PROBLEM DETAILS:
Present every line in each of the entries below as a numbered list, omitting any blank lines.

SUPPLIED RECORDS:
════════════════════
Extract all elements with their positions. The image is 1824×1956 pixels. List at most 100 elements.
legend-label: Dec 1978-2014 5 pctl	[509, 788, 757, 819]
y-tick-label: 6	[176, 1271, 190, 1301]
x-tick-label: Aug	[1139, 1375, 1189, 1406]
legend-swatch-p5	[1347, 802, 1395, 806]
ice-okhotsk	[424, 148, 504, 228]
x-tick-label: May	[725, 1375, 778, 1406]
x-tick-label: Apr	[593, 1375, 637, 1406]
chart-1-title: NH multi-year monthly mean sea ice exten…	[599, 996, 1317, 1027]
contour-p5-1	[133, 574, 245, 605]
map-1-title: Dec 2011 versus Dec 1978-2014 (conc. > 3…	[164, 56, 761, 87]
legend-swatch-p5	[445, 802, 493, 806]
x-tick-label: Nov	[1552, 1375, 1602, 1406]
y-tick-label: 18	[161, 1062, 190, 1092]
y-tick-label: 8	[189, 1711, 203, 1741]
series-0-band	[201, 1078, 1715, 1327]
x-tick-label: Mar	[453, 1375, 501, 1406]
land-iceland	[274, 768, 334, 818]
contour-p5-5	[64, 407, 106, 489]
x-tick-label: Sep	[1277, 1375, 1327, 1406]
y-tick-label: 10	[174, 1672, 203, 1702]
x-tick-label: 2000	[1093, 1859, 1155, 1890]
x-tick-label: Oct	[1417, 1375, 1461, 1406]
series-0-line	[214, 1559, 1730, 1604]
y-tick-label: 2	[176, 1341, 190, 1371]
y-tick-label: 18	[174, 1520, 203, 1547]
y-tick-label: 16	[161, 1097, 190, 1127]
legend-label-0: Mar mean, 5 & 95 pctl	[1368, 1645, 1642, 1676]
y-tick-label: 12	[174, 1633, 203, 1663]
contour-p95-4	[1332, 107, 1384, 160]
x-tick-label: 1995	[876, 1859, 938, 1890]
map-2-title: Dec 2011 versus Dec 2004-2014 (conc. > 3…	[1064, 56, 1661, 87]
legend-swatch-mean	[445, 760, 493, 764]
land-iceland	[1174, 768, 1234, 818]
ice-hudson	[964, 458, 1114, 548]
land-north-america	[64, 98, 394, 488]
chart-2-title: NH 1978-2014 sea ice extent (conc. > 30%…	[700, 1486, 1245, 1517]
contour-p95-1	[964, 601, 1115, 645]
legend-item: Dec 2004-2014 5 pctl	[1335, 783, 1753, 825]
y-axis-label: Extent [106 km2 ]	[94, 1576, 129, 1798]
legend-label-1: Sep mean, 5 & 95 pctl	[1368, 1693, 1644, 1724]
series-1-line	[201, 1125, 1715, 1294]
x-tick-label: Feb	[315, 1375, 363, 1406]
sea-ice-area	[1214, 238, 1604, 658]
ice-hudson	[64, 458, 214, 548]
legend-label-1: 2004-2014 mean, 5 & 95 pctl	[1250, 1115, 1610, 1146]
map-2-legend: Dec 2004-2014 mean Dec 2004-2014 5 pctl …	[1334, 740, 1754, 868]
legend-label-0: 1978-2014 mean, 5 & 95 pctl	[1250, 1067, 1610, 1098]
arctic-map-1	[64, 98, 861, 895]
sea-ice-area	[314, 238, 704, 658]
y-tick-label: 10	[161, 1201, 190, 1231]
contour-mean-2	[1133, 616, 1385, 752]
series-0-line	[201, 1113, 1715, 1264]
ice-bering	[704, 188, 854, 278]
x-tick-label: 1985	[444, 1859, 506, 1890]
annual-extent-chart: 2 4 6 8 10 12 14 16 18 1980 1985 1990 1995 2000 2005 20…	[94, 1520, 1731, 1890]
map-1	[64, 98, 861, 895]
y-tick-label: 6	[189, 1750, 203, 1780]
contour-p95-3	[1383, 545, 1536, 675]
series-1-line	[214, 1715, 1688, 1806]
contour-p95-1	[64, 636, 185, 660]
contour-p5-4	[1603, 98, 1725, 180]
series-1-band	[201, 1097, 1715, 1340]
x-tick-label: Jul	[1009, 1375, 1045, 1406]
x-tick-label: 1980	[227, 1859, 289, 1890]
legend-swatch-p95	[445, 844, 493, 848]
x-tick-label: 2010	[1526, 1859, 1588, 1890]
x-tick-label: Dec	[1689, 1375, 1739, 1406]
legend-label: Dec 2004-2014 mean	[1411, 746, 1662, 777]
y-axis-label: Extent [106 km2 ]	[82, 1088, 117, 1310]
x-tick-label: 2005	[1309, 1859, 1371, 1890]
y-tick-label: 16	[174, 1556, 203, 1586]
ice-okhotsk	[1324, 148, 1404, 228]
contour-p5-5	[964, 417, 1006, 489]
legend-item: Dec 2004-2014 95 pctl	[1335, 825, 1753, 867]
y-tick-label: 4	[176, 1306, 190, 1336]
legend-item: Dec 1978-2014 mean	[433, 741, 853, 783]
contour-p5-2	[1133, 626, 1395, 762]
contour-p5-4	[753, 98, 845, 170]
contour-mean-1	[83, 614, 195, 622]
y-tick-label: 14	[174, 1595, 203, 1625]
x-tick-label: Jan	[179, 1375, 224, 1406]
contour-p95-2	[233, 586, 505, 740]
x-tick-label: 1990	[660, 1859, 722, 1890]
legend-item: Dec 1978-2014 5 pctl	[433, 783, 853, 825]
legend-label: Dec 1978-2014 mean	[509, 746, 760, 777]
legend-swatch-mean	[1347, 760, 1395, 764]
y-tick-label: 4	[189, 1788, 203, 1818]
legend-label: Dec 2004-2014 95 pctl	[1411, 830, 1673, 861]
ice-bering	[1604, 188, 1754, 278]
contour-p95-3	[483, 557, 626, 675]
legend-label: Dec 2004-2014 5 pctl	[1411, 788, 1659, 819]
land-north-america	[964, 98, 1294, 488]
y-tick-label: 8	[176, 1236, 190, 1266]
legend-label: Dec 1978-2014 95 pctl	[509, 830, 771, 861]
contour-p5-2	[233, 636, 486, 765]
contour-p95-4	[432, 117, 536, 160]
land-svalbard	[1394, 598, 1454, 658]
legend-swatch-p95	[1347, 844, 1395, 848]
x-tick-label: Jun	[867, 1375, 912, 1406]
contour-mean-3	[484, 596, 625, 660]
════════════════════
EXERCISE RESPONSE:
1. Extract all elements with their positions. The image is 1824×1956 pixels. List at most 100 elements.
2. legend-label: Dec 1978-2014 5 pctl	[509, 788, 757, 819]
3. y-tick-label: 6	[176, 1271, 190, 1301]
4. x-tick-label: Aug	[1139, 1375, 1189, 1406]
5. legend-swatch-p5	[1347, 802, 1395, 806]
6. ice-okhotsk	[424, 148, 504, 228]
7. x-tick-label: May	[725, 1375, 778, 1406]
8. x-tick-label: Apr	[593, 1375, 637, 1406]
9. chart-1-title: NH multi-year monthly mean sea ice exten…	[599, 996, 1317, 1027]
10. contour-p5-1	[133, 574, 245, 605]
11. map-1-title: Dec 2011 versus Dec 1978-2014 (conc. > 3…	[164, 56, 761, 87]
12. legend-swatch-p5	[445, 802, 493, 806]
13. x-tick-label: Nov	[1552, 1375, 1602, 1406]
14. y-tick-label: 18	[161, 1062, 190, 1092]
15. y-tick-label: 8	[189, 1711, 203, 1741]
16. series-0-band	[201, 1078, 1715, 1327]
17. x-tick-label: Mar	[453, 1375, 501, 1406]
18. land-iceland	[274, 768, 334, 818]
19. contour-p5-5	[64, 407, 106, 489]
20. x-tick-label: Sep	[1277, 1375, 1327, 1406]
21. y-tick-label: 10	[174, 1672, 203, 1702]
22. x-tick-label: 2000	[1093, 1859, 1155, 1890]
23. x-tick-label: Oct	[1417, 1375, 1461, 1406]
24. series-0-line	[214, 1559, 1730, 1604]
25. y-tick-label: 2	[176, 1341, 190, 1371]
26. y-tick-label: 18	[174, 1520, 203, 1547]
27. y-tick-label: 16	[161, 1097, 190, 1127]
28. legend-label-0: Mar mean, 5 & 95 pctl	[1368, 1645, 1642, 1676]
29. y-tick-label: 12	[174, 1633, 203, 1663]
30. contour-p95-4	[1332, 107, 1384, 160]
31. x-tick-label: 1995	[876, 1859, 938, 1890]
32. map-2-title: Dec 2011 versus Dec 2004-2014 (conc. > 3…	[1064, 56, 1661, 87]
33. legend-swatch-mean	[445, 760, 493, 764]
34. land-iceland	[1174, 768, 1234, 818]
35. ice-hudson	[964, 458, 1114, 548]
36. land-north-america	[64, 98, 394, 488]
37. chart-2-title: NH 1978-2014 sea ice extent (conc. > 30%…	[700, 1486, 1245, 1517]
38. contour-p95-1	[964, 601, 1115, 645]
39. legend-item: Dec 2004-2014 5 pctl	[1335, 783, 1753, 825]
40. y-axis-label: Extent [106 km2 ]	[94, 1576, 129, 1798]
41. legend-label-1: Sep mean, 5 & 95 pctl	[1368, 1693, 1644, 1724]
42. series-1-line	[201, 1125, 1715, 1294]
43. x-tick-label: Feb	[315, 1375, 363, 1406]
44. sea-ice-area	[1214, 238, 1604, 658]
45. ice-hudson	[64, 458, 214, 548]
46. legend-label-1: 2004-2014 mean, 5 & 95 pctl	[1250, 1115, 1610, 1146]
47. map-2-legend: Dec 2004-2014 mean Dec 2004-2014 5 pctl …	[1334, 740, 1754, 868]
48. legend-label-0: 1978-2014 mean, 5 & 95 pctl	[1250, 1067, 1610, 1098]
49. arctic-map-1	[64, 98, 861, 895]
50. sea-ice-area	[314, 238, 704, 658]
51. y-tick-label: 10	[161, 1201, 190, 1231]
52. contour-mean-2	[1133, 616, 1385, 752]
53. series-0-line	[201, 1113, 1715, 1264]
54. ice-bering	[704, 188, 854, 278]
55. x-tick-label: 1985	[444, 1859, 506, 1890]
56. annual-extent-chart: 2 4 6 8 10 12 14 16 18 1980 1985 1990 1995 2000 2005 20…	[94, 1520, 1731, 1890]
57. map-1	[64, 98, 861, 895]
58. y-tick-label: 6	[189, 1750, 203, 1780]
59. contour-p95-3	[1383, 545, 1536, 675]
60. series-1-line	[214, 1715, 1688, 1806]
61. contour-p95-1	[64, 636, 185, 660]
62. contour-p5-4	[1603, 98, 1725, 180]
63. series-1-band	[201, 1097, 1715, 1340]
64. x-tick-label: Jul	[1009, 1375, 1045, 1406]
65. x-tick-label: 1980	[227, 1859, 289, 1890]
66. legend-swatch-p95	[445, 844, 493, 848]
67. x-tick-label: 2010	[1526, 1859, 1588, 1890]
68. x-tick-label: Dec	[1689, 1375, 1739, 1406]
69. legend-label: Dec 2004-2014 mean	[1411, 746, 1662, 777]
70. y-axis-label: Extent [106 km2 ]	[82, 1088, 117, 1310]
71. x-tick-label: 2005	[1309, 1859, 1371, 1890]
72. y-tick-label: 16	[174, 1556, 203, 1586]
73. ice-okhotsk	[1324, 148, 1404, 228]
74. contour-p5-5	[964, 417, 1006, 489]
75. legend-item: Dec 2004-2014 95 pctl	[1335, 825, 1753, 867]
76. y-tick-label: 4	[176, 1306, 190, 1336]
77. legend-item: Dec 1978-2014 mean	[433, 741, 853, 783]
78. contour-p5-2	[1133, 626, 1395, 762]
79. contour-p5-4	[753, 98, 845, 170]
80. contour-mean-1	[83, 614, 195, 622]
81. y-tick-label: 14	[174, 1595, 203, 1625]
82. x-tick-label: Jan	[179, 1375, 224, 1406]
83. contour-p95-2	[233, 586, 505, 740]
84. x-tick-label: 1990	[660, 1859, 722, 1890]
85. legend-item: Dec 1978-2014 5 pctl	[433, 783, 853, 825]
86. legend-label: Dec 1978-2014 mean	[509, 746, 760, 777]
87. legend-swatch-mean	[1347, 760, 1395, 764]
88. y-tick-label: 4	[189, 1788, 203, 1818]
89. legend-label: Dec 2004-2014 95 pctl	[1411, 830, 1673, 861]
90. ice-bering	[1604, 188, 1754, 278]
91. contour-p95-3	[483, 557, 626, 675]
92. legend-label: Dec 2004-2014 5 pctl	[1411, 788, 1659, 819]
93. land-north-america	[964, 98, 1294, 488]
94. y-tick-label: 8	[176, 1236, 190, 1266]
95. legend-label: Dec 1978-2014 95 pctl	[509, 830, 771, 861]
96. contour-p5-2	[233, 636, 486, 765]
97. contour-p95-4	[432, 117, 536, 160]
98. land-svalbard	[1394, 598, 1454, 658]
99. legend-swatch-p95	[1347, 844, 1395, 848]
100. x-tick-label: Jun	[867, 1375, 912, 1406]
101. contour-mean-3	[484, 596, 625, 660]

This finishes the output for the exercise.